Stored items
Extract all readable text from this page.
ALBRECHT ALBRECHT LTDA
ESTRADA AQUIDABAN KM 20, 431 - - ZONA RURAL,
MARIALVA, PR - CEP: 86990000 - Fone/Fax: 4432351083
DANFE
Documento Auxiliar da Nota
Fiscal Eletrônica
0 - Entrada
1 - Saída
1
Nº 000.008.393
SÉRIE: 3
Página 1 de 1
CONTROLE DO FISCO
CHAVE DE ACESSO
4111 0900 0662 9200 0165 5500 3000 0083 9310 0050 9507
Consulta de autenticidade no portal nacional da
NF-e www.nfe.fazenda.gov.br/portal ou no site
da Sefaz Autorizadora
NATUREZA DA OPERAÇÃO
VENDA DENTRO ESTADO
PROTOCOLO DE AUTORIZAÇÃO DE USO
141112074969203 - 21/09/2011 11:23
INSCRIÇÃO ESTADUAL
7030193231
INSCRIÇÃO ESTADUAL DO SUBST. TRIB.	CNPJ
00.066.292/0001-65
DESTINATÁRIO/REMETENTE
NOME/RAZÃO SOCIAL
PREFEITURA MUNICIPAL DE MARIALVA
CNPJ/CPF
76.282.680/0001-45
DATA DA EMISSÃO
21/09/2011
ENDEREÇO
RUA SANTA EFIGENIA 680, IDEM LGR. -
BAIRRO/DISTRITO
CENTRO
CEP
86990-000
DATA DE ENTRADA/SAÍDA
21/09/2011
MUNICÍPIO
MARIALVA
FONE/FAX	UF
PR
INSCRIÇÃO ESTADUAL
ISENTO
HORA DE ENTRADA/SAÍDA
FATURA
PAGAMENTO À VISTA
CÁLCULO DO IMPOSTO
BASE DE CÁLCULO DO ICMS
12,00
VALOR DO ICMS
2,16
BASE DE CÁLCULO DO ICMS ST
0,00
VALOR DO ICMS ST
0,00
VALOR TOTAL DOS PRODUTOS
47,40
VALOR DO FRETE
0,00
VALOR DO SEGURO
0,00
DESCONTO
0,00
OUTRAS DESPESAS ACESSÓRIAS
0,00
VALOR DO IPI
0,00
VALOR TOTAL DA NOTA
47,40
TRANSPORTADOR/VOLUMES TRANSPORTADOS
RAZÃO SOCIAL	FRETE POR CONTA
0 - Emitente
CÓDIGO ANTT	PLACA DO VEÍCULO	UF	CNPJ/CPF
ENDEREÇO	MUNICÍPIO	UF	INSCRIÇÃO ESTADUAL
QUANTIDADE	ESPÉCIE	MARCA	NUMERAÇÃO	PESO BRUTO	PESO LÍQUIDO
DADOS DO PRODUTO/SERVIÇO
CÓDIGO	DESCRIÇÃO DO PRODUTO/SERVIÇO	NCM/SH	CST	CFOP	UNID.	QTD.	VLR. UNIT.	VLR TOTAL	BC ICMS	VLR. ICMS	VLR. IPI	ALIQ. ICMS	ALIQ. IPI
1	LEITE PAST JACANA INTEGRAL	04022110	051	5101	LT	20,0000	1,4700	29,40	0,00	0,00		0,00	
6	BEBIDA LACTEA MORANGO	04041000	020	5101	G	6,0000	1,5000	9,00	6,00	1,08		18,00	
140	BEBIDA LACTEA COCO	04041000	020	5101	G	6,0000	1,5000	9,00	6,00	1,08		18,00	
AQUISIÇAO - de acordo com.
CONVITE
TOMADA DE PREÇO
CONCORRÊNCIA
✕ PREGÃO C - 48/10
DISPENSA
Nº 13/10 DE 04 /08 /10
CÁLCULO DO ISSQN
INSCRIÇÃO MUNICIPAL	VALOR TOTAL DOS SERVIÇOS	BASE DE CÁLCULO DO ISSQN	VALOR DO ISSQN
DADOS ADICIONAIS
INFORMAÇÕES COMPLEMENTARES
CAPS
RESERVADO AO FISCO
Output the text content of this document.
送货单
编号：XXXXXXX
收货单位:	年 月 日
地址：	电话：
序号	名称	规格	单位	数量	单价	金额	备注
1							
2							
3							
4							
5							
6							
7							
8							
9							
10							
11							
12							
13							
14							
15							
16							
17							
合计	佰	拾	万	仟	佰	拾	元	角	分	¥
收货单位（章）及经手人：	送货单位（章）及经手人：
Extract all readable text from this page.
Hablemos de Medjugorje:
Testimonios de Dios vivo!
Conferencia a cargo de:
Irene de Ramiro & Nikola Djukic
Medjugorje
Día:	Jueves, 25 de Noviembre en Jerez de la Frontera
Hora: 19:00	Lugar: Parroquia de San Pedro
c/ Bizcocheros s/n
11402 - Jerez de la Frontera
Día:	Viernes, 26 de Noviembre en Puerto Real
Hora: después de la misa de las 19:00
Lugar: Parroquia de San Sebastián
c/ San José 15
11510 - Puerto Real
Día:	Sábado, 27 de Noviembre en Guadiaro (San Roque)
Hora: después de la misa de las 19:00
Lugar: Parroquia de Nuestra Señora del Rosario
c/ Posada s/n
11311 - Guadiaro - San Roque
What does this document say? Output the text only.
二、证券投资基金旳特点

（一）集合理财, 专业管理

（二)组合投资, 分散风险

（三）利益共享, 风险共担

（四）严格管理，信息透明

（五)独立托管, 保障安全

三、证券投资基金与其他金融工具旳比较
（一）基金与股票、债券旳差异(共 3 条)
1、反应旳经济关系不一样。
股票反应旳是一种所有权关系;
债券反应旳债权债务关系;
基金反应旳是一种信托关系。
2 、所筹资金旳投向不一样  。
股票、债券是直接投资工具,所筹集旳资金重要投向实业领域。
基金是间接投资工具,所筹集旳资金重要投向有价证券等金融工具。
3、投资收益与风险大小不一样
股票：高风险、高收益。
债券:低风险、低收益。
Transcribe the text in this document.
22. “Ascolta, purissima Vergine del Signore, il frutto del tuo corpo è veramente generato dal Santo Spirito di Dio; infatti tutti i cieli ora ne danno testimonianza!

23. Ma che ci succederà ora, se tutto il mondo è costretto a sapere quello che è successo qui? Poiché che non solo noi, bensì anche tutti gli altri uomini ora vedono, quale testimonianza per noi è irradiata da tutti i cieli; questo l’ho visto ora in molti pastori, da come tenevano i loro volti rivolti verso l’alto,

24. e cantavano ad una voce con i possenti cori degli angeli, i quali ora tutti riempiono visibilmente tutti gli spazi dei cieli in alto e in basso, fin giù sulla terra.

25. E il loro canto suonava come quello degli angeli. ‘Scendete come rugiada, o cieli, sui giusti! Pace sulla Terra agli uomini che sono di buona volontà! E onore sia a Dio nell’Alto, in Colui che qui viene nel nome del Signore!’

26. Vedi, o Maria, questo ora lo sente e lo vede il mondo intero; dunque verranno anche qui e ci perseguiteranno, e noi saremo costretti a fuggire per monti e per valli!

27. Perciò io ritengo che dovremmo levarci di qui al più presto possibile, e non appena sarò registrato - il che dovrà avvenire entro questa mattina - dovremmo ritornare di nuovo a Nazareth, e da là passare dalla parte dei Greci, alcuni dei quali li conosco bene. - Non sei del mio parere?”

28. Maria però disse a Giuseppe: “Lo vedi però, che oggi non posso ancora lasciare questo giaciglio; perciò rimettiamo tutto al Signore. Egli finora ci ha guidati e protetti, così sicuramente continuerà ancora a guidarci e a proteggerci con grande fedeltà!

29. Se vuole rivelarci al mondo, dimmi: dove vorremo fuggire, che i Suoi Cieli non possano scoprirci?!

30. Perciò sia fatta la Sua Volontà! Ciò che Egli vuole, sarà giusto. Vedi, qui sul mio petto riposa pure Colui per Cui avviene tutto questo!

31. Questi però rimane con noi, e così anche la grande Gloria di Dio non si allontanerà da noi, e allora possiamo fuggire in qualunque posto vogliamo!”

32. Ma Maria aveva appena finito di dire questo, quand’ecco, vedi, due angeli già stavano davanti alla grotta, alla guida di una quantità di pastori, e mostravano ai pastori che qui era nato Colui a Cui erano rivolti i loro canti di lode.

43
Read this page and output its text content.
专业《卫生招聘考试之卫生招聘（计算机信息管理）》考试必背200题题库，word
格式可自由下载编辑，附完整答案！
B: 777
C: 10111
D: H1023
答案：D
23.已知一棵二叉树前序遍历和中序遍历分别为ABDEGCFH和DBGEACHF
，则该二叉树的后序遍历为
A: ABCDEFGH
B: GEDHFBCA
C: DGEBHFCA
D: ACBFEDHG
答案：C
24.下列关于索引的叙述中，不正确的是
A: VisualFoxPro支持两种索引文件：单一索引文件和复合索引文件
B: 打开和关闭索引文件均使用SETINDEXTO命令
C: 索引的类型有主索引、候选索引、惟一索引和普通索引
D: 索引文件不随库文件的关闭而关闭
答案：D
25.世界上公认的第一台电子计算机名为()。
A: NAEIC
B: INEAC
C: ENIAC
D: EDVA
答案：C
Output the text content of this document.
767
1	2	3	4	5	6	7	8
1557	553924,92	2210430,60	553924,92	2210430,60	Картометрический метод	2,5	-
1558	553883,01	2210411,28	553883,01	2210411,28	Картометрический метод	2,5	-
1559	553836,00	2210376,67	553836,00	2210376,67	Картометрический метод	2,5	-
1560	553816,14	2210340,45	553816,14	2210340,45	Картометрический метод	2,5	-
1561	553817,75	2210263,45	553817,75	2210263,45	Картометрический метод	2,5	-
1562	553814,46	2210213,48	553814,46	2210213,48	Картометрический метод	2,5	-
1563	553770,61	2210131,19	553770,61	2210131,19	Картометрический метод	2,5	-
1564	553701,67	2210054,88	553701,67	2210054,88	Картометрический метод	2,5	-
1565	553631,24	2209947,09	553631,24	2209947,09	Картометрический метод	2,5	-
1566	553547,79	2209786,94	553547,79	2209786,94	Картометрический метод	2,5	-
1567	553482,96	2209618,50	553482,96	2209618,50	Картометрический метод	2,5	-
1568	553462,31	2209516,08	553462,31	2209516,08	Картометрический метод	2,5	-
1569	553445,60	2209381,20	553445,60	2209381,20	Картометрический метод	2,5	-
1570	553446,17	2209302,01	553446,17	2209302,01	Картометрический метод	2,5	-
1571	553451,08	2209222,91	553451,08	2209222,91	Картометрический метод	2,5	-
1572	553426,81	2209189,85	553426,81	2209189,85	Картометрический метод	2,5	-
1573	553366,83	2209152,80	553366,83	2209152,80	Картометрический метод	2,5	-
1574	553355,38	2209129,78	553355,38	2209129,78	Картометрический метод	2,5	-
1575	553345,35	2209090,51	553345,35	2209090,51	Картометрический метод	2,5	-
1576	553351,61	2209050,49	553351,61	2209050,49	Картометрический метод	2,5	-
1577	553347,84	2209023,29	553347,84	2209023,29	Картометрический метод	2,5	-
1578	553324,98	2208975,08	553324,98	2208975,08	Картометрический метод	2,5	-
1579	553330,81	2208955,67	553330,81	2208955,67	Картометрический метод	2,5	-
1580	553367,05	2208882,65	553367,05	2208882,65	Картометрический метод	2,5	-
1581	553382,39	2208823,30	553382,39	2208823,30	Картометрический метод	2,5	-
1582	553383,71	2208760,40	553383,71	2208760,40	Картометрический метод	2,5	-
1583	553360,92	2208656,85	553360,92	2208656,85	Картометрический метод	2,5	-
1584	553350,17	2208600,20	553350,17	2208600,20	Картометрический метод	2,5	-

# Your goal
Collect the complete line wherever the string "rivolti" appears in the records.

# Full response
23. Ma che ci succederà ora, se tutto il mondo è costretto a sapere quello che è successo qui? Poiché che non solo noi, bensì anche tutti gli altri uomini ora vedono, quale testimonianza per noi è irradiata da tutti i cieli; questo l’ho visto ora in molti pastori, da come tenevano i loro volti rivolti verso l’alto,
32. Ma Maria aveva appena finito di dire questo, quand’ecco, vedi, due angeli già stavano davanti alla grotta, alla guida di una quantità di pastori, e mostravano ai pastori che qui era nato Colui a Cui erano rivolti i loro canti di lode.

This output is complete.